**Exercise**
Of all the lines in these entries, how many contain the string "start"? Give only that count.

# # # # # # #

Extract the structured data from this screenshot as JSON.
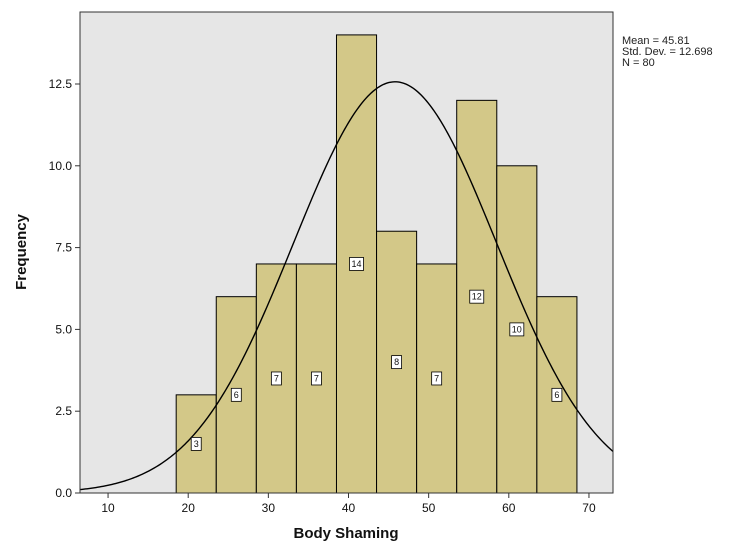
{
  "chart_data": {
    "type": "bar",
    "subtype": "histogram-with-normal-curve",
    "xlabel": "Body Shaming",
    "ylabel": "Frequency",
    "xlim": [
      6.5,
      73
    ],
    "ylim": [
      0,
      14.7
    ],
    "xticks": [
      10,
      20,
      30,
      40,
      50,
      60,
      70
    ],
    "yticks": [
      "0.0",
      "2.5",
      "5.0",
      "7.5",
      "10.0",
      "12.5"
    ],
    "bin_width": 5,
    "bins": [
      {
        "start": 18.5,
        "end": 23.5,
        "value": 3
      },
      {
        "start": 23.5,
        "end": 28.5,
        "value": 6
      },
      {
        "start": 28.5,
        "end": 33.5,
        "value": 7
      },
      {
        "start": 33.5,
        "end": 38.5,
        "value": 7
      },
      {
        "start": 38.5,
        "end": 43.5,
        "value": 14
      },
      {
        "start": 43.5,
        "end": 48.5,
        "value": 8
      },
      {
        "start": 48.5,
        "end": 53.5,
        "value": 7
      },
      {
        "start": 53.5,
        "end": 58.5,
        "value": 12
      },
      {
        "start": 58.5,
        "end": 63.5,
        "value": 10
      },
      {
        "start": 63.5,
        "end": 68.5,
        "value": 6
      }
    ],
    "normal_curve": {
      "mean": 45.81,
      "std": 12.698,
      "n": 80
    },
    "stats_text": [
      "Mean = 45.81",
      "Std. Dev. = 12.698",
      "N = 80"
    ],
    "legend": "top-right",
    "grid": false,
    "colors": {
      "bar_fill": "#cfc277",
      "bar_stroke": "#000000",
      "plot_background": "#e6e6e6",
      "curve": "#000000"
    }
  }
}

# # # # # # #

**Answer below**
10